# Exercise prompt:
Return the material word for word. Do not include the pictures.

# Data for processing:
━━━━━━

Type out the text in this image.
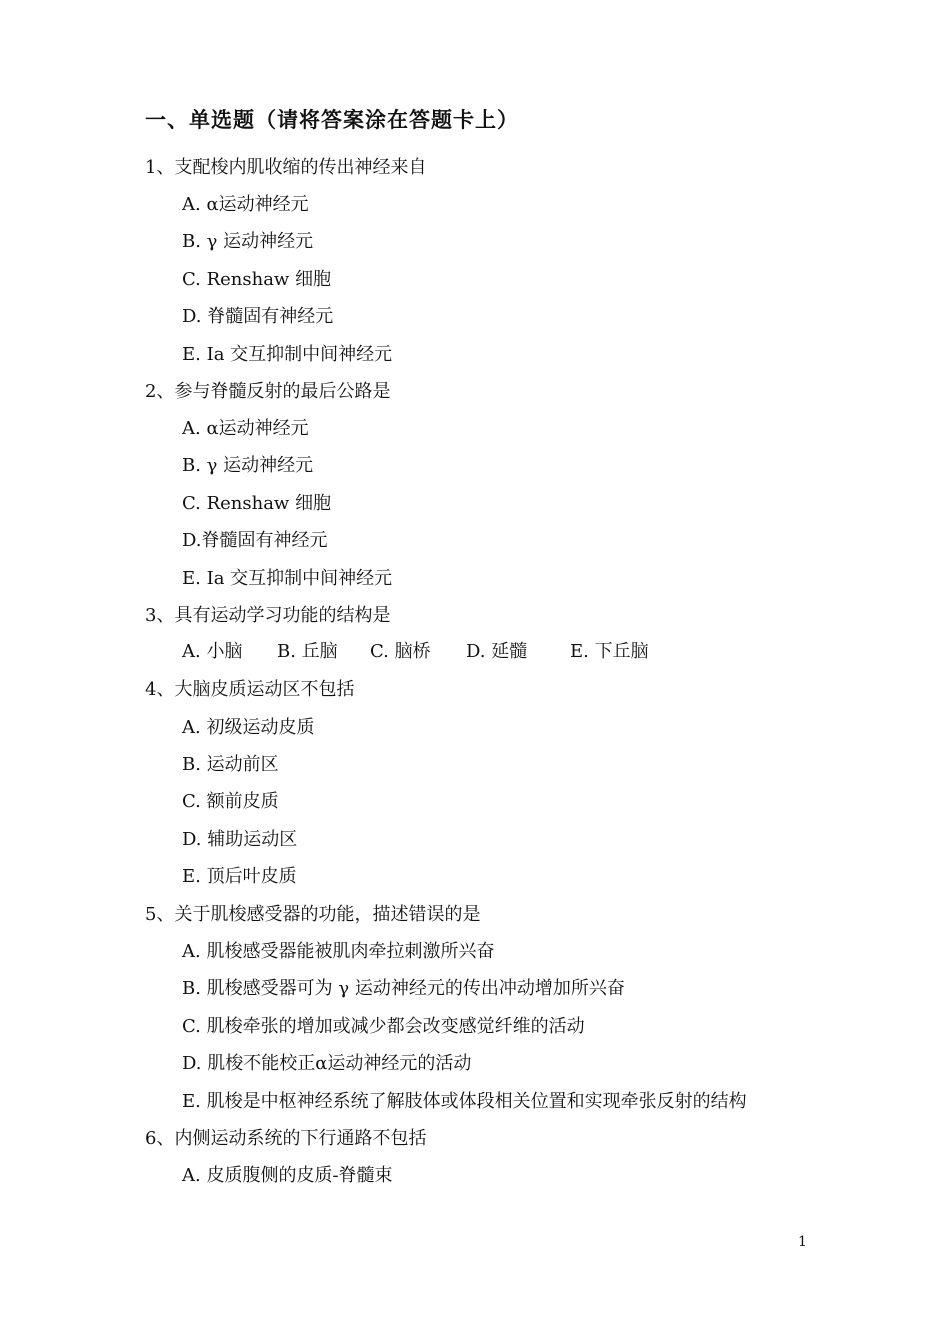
一、单选题（请将答案涂在答题卡上）
1、支配梭内肌收缩的传出神经来自
A. α运动神经元
B. γ 运动神经元
C. Renshaw 细胞
D. 脊髓固有神经元
E. Ia 交互抑制中间神经元
2、参与脊髓反射的最后公路是
A. α运动神经元
B. γ 运动神经元
C. Renshaw 细胞
D.脊髓固有神经元
E. Ia 交互抑制中间神经元
3、具有运动学习功能的结构是
A. 小脑 B. 丘脑 C. 脑桥 D. 延髓 E. 下丘脑
4、大脑皮质运动区不包括
A. 初级运动皮质
B. 运动前区
C. 额前皮质
D. 辅助运动区
E. 顶后叶皮质
5、关于肌梭感受器的功能，描述错误的是
A. 肌梭感受器能被肌肉牵拉刺激所兴奋
B. 肌梭感受器可为 γ 运动神经元的传出冲动增加所兴奋
C. 肌梭牵张的增加或减少都会改变感觉纤维的活动
D. 肌梭不能校正α运动神经元的活动
E. 肌梭是中枢神经系统了解肢体或体段相关位置和实现牵张反射的结构
6、内侧运动系统的下行通路不包括
A. 皮质腹侧的皮质-脊髓束
1
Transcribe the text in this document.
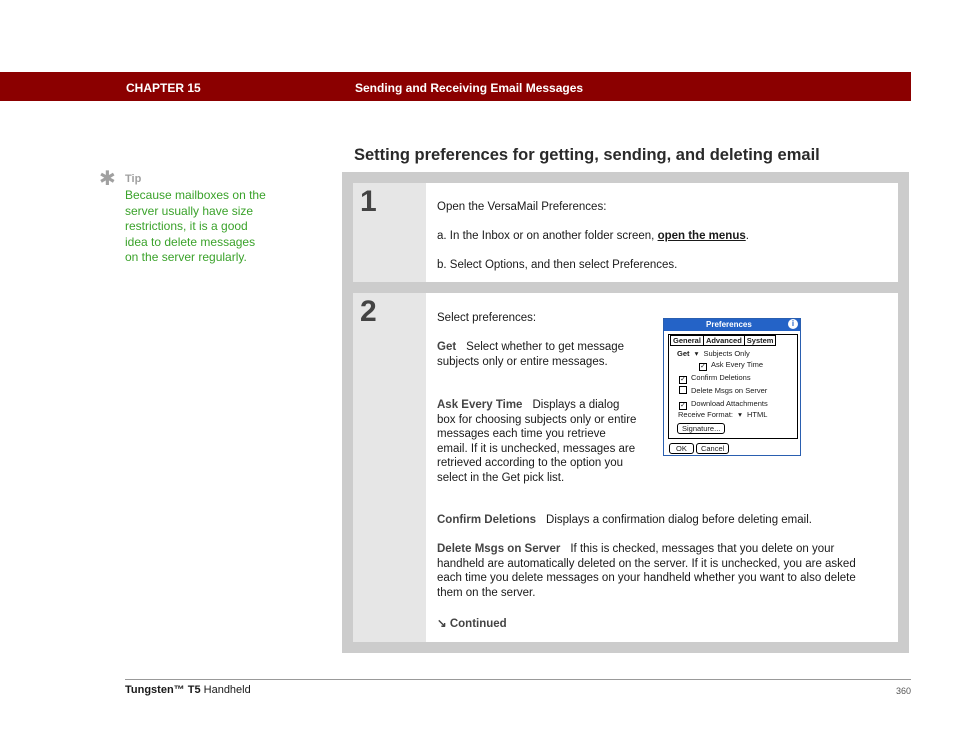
CHAPTER 15	Sending and Receiving Email Messages
Setting preferences for getting, sending, and deleting email
✱ Tip
Because mailboxes on the server usually have size restrictions, it is a good idea to delete messages on the server regularly.
1	Open the VersaMail Preferences:
a. In the Inbox or on another folder screen, open the menus.
b. Select Options, and then select Preferences.
2	Select preferences:
Get Select whether to get message subjects only or entire messages.
Ask Every Time Displays a dialog box for choosing subjects only or entire messages each time you retrieve email. If it is unchecked, messages are retrieved according to the option you select in the Get pick list.
Confirm Deletions Displays a confirmation dialog before deleting email.
Delete Msgs on Server If this is checked, messages that you delete on your handheld are automatically deleted on the server. If it is unchecked, you are asked each time you delete messages on your handheld whether you want to also delete them on the server.
↘ Continued
Preferences	i
General Advanced System
Get ▾ Subjects Only
✓ Ask Every Time
✓ Confirm Deletions
Delete Msgs on Server
✓ Download Attachments
Receive Format: ▾ HTML
Signature...
OK Cancel
Tungsten™ T5 Handheld	360
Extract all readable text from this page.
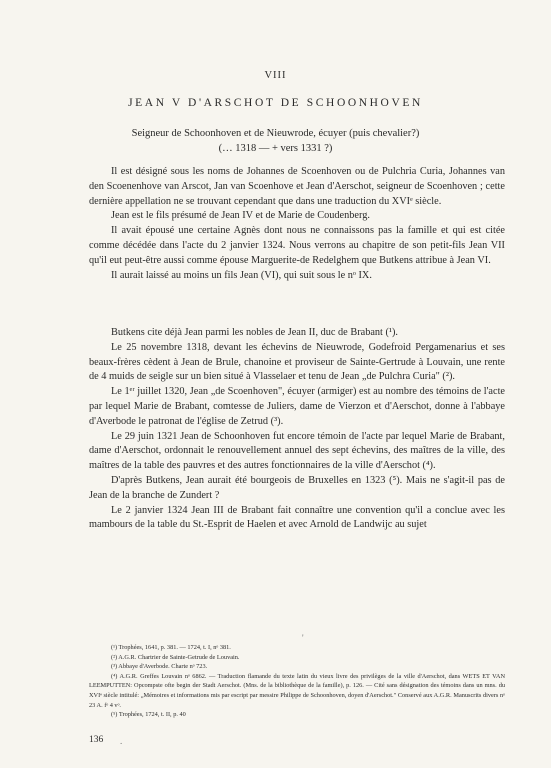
VIII
JEAN V D'ARSCHOT DE SCHOONHOVEN
Seigneur de Schoonhoven et de Nieuwrode, écuyer (puis chevalier?)
(… 1318 — + vers 1331 ?)

Il est désigné sous les noms de Johannes de Scoenhoven ou de Pulchria Curia, Johannes van den Scoenenhove van Arscot, Jan van Scoenhove et Jean d'Aerschot, seigneur de Scoenhoven ; cette dernière appellation ne se trouvant cependant que dans une traduction du XVIᵉ siècle.

Jean est le fils présumé de Jean IV et de Marie de Coudenberg.

Il avait épousé une certaine Agnès dont nous ne connaissons pas la famille et qui est citée comme décédée dans l'acte du 2 janvier 1324. Nous verrons au chapitre de son petit-fils Jean VII qu'il eut peut-être aussi comme épouse Marguerite-de Redelghem que Butkens attribue à Jean VI.

Il aurait laissé au moins un fils Jean (VI), qui suit sous le nᵒ IX.

Butkens cite déjà Jean parmi les nobles de Jean II, duc de Brabant (¹).

Le 25 novembre 1318, devant les échevins de Nieuwrode, Godefroid Pergamenarius et ses beaux-frères cèdent à Jean de Brule, chanoine et proviseur de Sainte-Gertrude à Louvain, une rente de 4 muids de seigle sur un bien situé à Vlasselaer et tenu de Jean „de Pulchra Curia" (²).

Le 1ᵉʳ juillet 1320, Jean „de Scoenhoven", écuyer (armiger) est au nombre des témoins de l'acte par lequel Marie de Brabant, comtesse de Juliers, dame de Vierzon et d'Aerschot, donne à l'abbaye d'Averbode le patronat de l'église de Zetrud (³).

Le 29 juin 1321 Jean de Schoonhoven fut encore témoin de l'acte par lequel Marie de Brabant, dame d'Aerschot, ordonnait le renouvellement annuel des sept échevins, des maîtres de la ville, des maîtres de la table des pauvres et des autres fonctionnaires de la ville d'Aerschot (⁴).

D'après Butkens, Jean aurait été bourgeois de Bruxelles en 1323 (⁵). Mais ne s'agit-il pas de Jean de la branche de Zundert ?

Le 2 janvier 1324 Jean III de Brabant fait connaître une convention qu'il a conclue avec les mambours de la table du St.-Esprit de Haelen et avec Arnold de Landwijc au sujet

(¹) Trophées, 1641, p. 381. — 1724, t. I, nᵒ 381.

(²) A.G.R. Chartrier de Sainte-Getrude de Louvain.

(³) Abbaye d'Averbode. Charte nᵒ 723.

(⁴) A.G.R. Greffes Louvain nᵒ 6862. — Traduction flamande du texte latin du vieux livre des privilèges de la ville d'Aerschot, dans WETS ET VAN LEEMPUTTEN: Opcompste ofte begin der Stadt Aerschot. (Mns. de la bibliothèque de la famille), p. 126. — Cité sans désignation des témoins dans un mns. du XVIᵉ siècle intitulé: „Mémoires et informations mis par escript par messire Philippe de Schoonhoven, doyen d'Aerschot." Conservé aux A.G.R. Manuscrits divers nᵒ 23 A. fᵒ 4 vᵒ.

(⁵) Trophées, 1724, t. II, p. 40

136
'
.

━━━━━━

# Task result:
Type out the text in this image.
一、单选题（请将答案涂在答题卡上）
1、支配梭内肌收缩的传出神经来自
A. α运动神经元
B. γ 运动神经元
C. Renshaw 细胞
D. 脊髓固有神经元
E. Ia 交互抑制中间神经元
2、参与脊髓反射的最后公路是
A. α运动神经元
B. γ 运动神经元
C. Renshaw 细胞
D.脊髓固有神经元
E. Ia 交互抑制中间神经元
3、具有运动学习功能的结构是
A. 小脑 B. 丘脑 C. 脑桥 D. 延髓 E. 下丘脑
4、大脑皮质运动区不包括
A. 初级运动皮质
B. 运动前区
C. 额前皮质
D. 辅助运动区
E. 顶后叶皮质
5、关于肌梭感受器的功能，描述错误的是
A. 肌梭感受器能被肌肉牵拉刺激所兴奋
B. 肌梭感受器可为 γ 运动神经元的传出冲动增加所兴奋
C. 肌梭牵张的增加或减少都会改变感觉纤维的活动
D. 肌梭不能校正α运动神经元的活动
E. 肌梭是中枢神经系统了解肢体或体段相关位置和实现牵张反射的结构
6、内侧运动系统的下行通路不包括
A. 皮质腹侧的皮质-脊髓束
1
Transcribe the text in this document.
CHAPTER 15	Sending and Receiving Email Messages
Setting preferences for getting, sending, and deleting email
✱ Tip
Because mailboxes on the server usually have size restrictions, it is a good idea to delete messages on the server regularly.
1	Open the VersaMail Preferences:
a. In the Inbox or on another folder screen, open the menus.
b. Select Options, and then select Preferences.
2	Select preferences:
Get Select whether to get message subjects only or entire messages.
Ask Every Time Displays a dialog box for choosing subjects only or entire messages each time you retrieve email. If it is unchecked, messages are retrieved according to the option you select in the Get pick list.
Confirm Deletions Displays a confirmation dialog before deleting email.
Delete Msgs on Server If this is checked, messages that you delete on your handheld are automatically deleted on the server. If it is unchecked, you are asked each time you delete messages on your handheld whether you want to also delete them on the server.
↘ Continued
Preferences	i
General Advanced System
Get ▾ Subjects Only
✓ Ask Every Time
✓ Confirm Deletions
Delete Msgs on Server
✓ Download Attachments
Receive Format: ▾ HTML
Signature...
OK Cancel
Tungsten™ T5 Handheld	360
Extract all readable text from this page.
VIII
JEAN V D'ARSCHOT DE SCHOONHOVEN
Seigneur de Schoonhoven et de Nieuwrode, écuyer (puis chevalier?)
(… 1318 — + vers 1331 ?)

Il est désigné sous les noms de Johannes de Scoenhoven ou de Pulchria Curia, Johannes van den Scoenenhove van Arscot, Jan van Scoenhove et Jean d'Aerschot, seigneur de Scoenhoven ; cette dernière appellation ne se trouvant cependant que dans une traduction du XVIᵉ siècle.

Jean est le fils présumé de Jean IV et de Marie de Coudenberg.

Il avait épousé une certaine Agnès dont nous ne connaissons pas la famille et qui est citée comme décédée dans l'acte du 2 janvier 1324. Nous verrons au chapitre de son petit-fils Jean VII qu'il eut peut-être aussi comme épouse Marguerite-de Redelghem que Butkens attribue à Jean VI.

Il aurait laissé au moins un fils Jean (VI), qui suit sous le nᵒ IX.

Butkens cite déjà Jean parmi les nobles de Jean II, duc de Brabant (¹).

Le 25 novembre 1318, devant les échevins de Nieuwrode, Godefroid Pergamenarius et ses beaux-frères cèdent à Jean de Brule, chanoine et proviseur de Sainte-Gertrude à Louvain, une rente de 4 muids de seigle sur un bien situé à Vlasselaer et tenu de Jean „de Pulchra Curia" (²).

Le 1ᵉʳ juillet 1320, Jean „de Scoenhoven", écuyer (armiger) est au nombre des témoins de l'acte par lequel Marie de Brabant, comtesse de Juliers, dame de Vierzon et d'Aerschot, donne à l'abbaye d'Averbode le patronat de l'église de Zetrud (³).

Le 29 juin 1321 Jean de Schoonhoven fut encore témoin de l'acte par lequel Marie de Brabant, dame d'Aerschot, ordonnait le renouvellement annuel des sept échevins, des maîtres de la ville, des maîtres de la table des pauvres et des autres fonctionnaires de la ville d'Aerschot (⁴).

D'après Butkens, Jean aurait été bourgeois de Bruxelles en 1323 (⁵). Mais ne s'agit-il pas de Jean de la branche de Zundert ?

Le 2 janvier 1324 Jean III de Brabant fait connaître une convention qu'il a conclue avec les mambours de la table du St.-Esprit de Haelen et avec Arnold de Landwijc au sujet

(¹) Trophées, 1641, p. 381. — 1724, t. I, nᵒ 381.

(²) A.G.R. Chartrier de Sainte-Getrude de Louvain.

(³) Abbaye d'Averbode. Charte nᵒ 723.

(⁴) A.G.R. Greffes Louvain nᵒ 6862. — Traduction flamande du texte latin du vieux livre des privilèges de la ville d'Aerschot, dans WETS ET VAN LEEMPUTTEN: Opcompste ofte begin der Stadt Aerschot. (Mns. de la bibliothèque de la famille), p. 126. — Cité sans désignation des témoins dans un mns. du XVIᵉ siècle intitulé: „Mémoires et informations mis par escript par messire Philippe de Schoonhoven, doyen d'Aerschot." Conservé aux A.G.R. Manuscrits divers nᵒ 23 A. fᵒ 4 vᵒ.

(⁵) Trophées, 1724, t. II, p. 40

136
'
.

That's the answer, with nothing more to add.